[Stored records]
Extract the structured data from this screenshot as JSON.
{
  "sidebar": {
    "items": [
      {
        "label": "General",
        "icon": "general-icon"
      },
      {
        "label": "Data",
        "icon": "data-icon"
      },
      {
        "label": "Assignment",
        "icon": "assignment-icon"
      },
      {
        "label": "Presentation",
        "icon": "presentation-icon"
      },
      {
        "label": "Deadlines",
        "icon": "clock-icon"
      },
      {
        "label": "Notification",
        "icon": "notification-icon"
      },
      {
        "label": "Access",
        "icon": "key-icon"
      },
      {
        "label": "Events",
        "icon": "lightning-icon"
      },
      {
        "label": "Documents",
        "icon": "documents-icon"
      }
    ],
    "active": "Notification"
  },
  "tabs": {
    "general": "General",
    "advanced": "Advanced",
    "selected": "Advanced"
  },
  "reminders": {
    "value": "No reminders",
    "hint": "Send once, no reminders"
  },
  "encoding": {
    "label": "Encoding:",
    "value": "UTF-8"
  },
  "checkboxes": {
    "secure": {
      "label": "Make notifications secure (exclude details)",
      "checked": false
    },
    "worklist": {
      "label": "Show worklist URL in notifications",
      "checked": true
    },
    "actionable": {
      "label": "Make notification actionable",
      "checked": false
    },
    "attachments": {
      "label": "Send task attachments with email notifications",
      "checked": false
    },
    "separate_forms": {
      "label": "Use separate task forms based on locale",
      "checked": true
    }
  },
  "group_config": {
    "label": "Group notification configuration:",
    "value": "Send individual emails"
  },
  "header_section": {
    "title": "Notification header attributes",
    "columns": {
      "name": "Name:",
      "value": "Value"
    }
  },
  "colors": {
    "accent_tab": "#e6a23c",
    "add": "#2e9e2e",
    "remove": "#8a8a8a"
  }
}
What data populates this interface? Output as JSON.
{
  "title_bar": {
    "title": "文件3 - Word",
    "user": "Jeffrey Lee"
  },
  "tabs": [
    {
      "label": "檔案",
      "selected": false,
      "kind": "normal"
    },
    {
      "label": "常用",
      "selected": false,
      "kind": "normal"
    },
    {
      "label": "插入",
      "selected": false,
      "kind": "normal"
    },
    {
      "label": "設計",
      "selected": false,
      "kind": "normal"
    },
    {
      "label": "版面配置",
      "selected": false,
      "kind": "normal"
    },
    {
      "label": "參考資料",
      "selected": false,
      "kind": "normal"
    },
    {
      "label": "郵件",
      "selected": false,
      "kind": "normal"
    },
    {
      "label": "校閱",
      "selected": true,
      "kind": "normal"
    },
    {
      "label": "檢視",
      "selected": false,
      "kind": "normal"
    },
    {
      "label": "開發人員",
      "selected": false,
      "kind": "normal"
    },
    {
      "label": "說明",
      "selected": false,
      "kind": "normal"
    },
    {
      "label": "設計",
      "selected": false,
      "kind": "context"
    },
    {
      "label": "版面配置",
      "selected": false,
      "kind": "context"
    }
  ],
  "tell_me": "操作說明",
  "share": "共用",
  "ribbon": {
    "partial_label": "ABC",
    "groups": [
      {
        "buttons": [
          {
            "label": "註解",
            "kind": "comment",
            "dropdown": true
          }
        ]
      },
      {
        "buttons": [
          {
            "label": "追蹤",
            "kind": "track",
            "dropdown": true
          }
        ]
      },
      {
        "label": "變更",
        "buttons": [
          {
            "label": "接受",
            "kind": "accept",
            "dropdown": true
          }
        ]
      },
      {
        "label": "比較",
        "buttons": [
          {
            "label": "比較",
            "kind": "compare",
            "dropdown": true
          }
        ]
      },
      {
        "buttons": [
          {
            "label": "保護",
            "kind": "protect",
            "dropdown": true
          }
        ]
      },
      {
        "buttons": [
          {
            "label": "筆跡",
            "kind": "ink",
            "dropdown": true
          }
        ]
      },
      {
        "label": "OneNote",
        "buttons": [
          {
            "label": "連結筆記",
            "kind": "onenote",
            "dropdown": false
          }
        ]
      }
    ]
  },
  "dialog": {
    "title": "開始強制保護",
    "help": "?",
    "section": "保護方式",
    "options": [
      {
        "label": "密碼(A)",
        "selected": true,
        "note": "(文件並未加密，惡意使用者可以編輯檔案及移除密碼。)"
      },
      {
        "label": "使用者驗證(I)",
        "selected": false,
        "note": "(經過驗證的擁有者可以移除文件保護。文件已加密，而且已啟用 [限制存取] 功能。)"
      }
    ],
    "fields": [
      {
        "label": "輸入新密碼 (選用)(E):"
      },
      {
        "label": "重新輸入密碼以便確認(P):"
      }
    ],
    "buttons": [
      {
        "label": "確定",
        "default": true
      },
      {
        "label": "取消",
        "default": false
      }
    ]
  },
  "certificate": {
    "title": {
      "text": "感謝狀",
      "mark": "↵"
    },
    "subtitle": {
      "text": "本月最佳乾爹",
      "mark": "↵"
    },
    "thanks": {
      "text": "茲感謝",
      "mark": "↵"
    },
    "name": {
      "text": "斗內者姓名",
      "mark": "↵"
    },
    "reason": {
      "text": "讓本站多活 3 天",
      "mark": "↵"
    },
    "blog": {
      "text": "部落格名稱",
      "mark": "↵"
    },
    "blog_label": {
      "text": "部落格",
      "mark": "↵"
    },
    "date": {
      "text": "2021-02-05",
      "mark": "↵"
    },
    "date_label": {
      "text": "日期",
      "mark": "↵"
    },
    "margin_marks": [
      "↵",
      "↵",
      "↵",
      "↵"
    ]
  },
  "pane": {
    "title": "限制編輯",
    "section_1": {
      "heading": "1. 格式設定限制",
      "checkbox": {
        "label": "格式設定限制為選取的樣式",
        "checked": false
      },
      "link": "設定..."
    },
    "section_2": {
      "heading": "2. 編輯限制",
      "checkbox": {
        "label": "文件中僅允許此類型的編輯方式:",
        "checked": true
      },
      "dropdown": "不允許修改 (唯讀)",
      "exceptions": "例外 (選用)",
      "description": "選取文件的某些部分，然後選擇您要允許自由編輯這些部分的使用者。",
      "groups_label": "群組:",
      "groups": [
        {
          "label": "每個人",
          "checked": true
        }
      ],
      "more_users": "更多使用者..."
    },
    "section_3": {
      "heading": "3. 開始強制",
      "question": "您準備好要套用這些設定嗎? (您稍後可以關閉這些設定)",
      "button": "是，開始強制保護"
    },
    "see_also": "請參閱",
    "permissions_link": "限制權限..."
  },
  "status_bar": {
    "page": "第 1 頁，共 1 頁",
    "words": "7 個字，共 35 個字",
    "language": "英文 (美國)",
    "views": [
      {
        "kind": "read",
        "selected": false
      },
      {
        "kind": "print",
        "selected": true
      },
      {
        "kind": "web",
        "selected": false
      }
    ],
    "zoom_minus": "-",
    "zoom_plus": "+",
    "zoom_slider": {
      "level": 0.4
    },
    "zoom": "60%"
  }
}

# Set task
Copy every line of the records word for word.

# The solution
Extract the structured data from this screenshot as JSON.
{
  "sidebar": {
    "items": [
      {
        "label": "General",
        "icon": "general-icon"
      },
      {
        "label": "Data",
        "icon": "data-icon"
      },
      {
        "label": "Assignment",
        "icon": "assignment-icon"
      },
      {
        "label": "Presentation",
        "icon": "presentation-icon"
      },
      {
        "label": "Deadlines",
        "icon": "clock-icon"
      },
      {
        "label": "Notification",
        "icon": "notification-icon"
      },
      {
        "label": "Access",
        "icon": "key-icon"
      },
      {
        "label": "Events",
        "icon": "lightning-icon"
      },
      {
        "label": "Documents",
        "icon": "documents-icon"
      }
    ],
    "active": "Notification"
  },
  "tabs": {
    "general": "General",
    "advanced": "Advanced",
    "selected": "Advanced"
  },
  "reminders": {
    "value": "No reminders",
    "hint": "Send once, no reminders"
  },
  "encoding": {
    "label": "Encoding:",
    "value": "UTF-8"
  },
  "checkboxes": {
    "secure": {
      "label": "Make notifications secure (exclude details)",
      "checked": false
    },
    "worklist": {
      "label": "Show worklist URL in notifications",
      "checked": true
    },
    "actionable": {
      "label": "Make notification actionable",
      "checked": false
    },
    "attachments": {
      "label": "Send task attachments with email notifications",
      "checked": false
    },
    "separate_forms": {
      "label": "Use separate task forms based on locale",
      "checked": true
    }
  },
  "group_config": {
    "label": "Group notification configuration:",
    "value": "Send individual emails"
  },
  "header_section": {
    "title": "Notification header attributes",
    "columns": {
      "name": "Name:",
      "value": "Value"
    }
  },
  "colors": {
    "accent_tab": "#e6a23c",
    "add": "#2e9e2e",
    "remove": "#8a8a8a"
  }
}
What data populates this interface? Output as JSON.
{
  "title_bar": {
    "title": "文件3 - Word",
    "user": "Jeffrey Lee"
  },
  "tabs": [
    {
      "label": "檔案",
      "selected": false,
      "kind": "normal"
    },
    {
      "label": "常用",
      "selected": false,
      "kind": "normal"
    },
    {
      "label": "插入",
      "selected": false,
      "kind": "normal"
    },
    {
      "label": "設計",
      "selected": false,
      "kind": "normal"
    },
    {
      "label": "版面配置",
      "selected": false,
      "kind": "normal"
    },
    {
      "label": "參考資料",
      "selected": false,
      "kind": "normal"
    },
    {
      "label": "郵件",
      "selected": false,
      "kind": "normal"
    },
    {
      "label": "校閱",
      "selected": true,
      "kind": "normal"
    },
    {
      "label": "檢視",
      "selected": false,
      "kind": "normal"
    },
    {
      "label": "開發人員",
      "selected": false,
      "kind": "normal"
    },
    {
      "label": "說明",
      "selected": false,
      "kind": "normal"
    },
    {
      "label": "設計",
      "selected": false,
      "kind": "context"
    },
    {
      "label": "版面配置",
      "selected": false,
      "kind": "context"
    }
  ],
  "tell_me": "操作說明",
  "share": "共用",
  "ribbon": {
    "partial_label": "ABC",
    "groups": [
      {
        "buttons": [
          {
            "label": "註解",
            "kind": "comment",
            "dropdown": true
          }
        ]
      },
      {
        "buttons": [
          {
            "label": "追蹤",
            "kind": "track",
            "dropdown": true
          }
        ]
      },
      {
        "label": "變更",
        "buttons": [
          {
            "label": "接受",
            "kind": "accept",
            "dropdown": true
          }
        ]
      },
      {
        "label": "比較",
        "buttons": [
          {
            "label": "比較",
            "kind": "compare",
            "dropdown": true
          }
        ]
      },
      {
        "buttons": [
          {
            "label": "保護",
            "kind": "protect",
            "dropdown": true
          }
        ]
      },
      {
        "buttons": [
          {
            "label": "筆跡",
            "kind": "ink",
            "dropdown": true
          }
        ]
      },
      {
        "label": "OneNote",
        "buttons": [
          {
            "label": "連結筆記",
            "kind": "onenote",
            "dropdown": false
          }
        ]
      }
    ]
  },
  "dialog": {
    "title": "開始強制保護",
    "help": "?",
    "section": "保護方式",
    "options": [
      {
        "label": "密碼(A)",
        "selected": true,
        "note": "(文件並未加密，惡意使用者可以編輯檔案及移除密碼。)"
      },
      {
        "label": "使用者驗證(I)",
        "selected": false,
        "note": "(經過驗證的擁有者可以移除文件保護。文件已加密，而且已啟用 [限制存取] 功能。)"
      }
    ],
    "fields": [
      {
        "label": "輸入新密碼 (選用)(E):"
      },
      {
        "label": "重新輸入密碼以便確認(P):"
      }
    ],
    "buttons": [
      {
        "label": "確定",
        "default": true
      },
      {
        "label": "取消",
        "default": false
      }
    ]
  },
  "certificate": {
    "title": {
      "text": "感謝狀",
      "mark": "↵"
    },
    "subtitle": {
      "text": "本月最佳乾爹",
      "mark": "↵"
    },
    "thanks": {
      "text": "茲感謝",
      "mark": "↵"
    },
    "name": {
      "text": "斗內者姓名",
      "mark": "↵"
    },
    "reason": {
      "text": "讓本站多活 3 天",
      "mark": "↵"
    },
    "blog": {
      "text": "部落格名稱",
      "mark": "↵"
    },
    "blog_label": {
      "text": "部落格",
      "mark": "↵"
    },
    "date": {
      "text": "2021-02-05",
      "mark": "↵"
    },
    "date_label": {
      "text": "日期",
      "mark": "↵"
    },
    "margin_marks": [
      "↵",
      "↵",
      "↵",
      "↵"
    ]
  },
  "pane": {
    "title": "限制編輯",
    "section_1": {
      "heading": "1. 格式設定限制",
      "checkbox": {
        "label": "格式設定限制為選取的樣式",
        "checked": false
      },
      "link": "設定..."
    },
    "section_2": {
      "heading": "2. 編輯限制",
      "checkbox": {
        "label": "文件中僅允許此類型的編輯方式:",
        "checked": true
      },
      "dropdown": "不允許修改 (唯讀)",
      "exceptions": "例外 (選用)",
      "description": "選取文件的某些部分，然後選擇您要允許自由編輯這些部分的使用者。",
      "groups_label": "群組:",
      "groups": [
        {
          "label": "每個人",
          "checked": true
        }
      ],
      "more_users": "更多使用者..."
    },
    "section_3": {
      "heading": "3. 開始強制",
      "question": "您準備好要套用這些設定嗎? (您稍後可以關閉這些設定)",
      "button": "是，開始強制保護"
    },
    "see_also": "請參閱",
    "permissions_link": "限制權限..."
  },
  "status_bar": {
    "page": "第 1 頁，共 1 頁",
    "words": "7 個字，共 35 個字",
    "language": "英文 (美國)",
    "views": [
      {
        "kind": "read",
        "selected": false
      },
      {
        "kind": "print",
        "selected": true
      },
      {
        "kind": "web",
        "selected": false
      }
    ],
    "zoom_minus": "-",
    "zoom_plus": "+",
    "zoom_slider": {
      "level": 0.4
    },
    "zoom": "60%"
  }
}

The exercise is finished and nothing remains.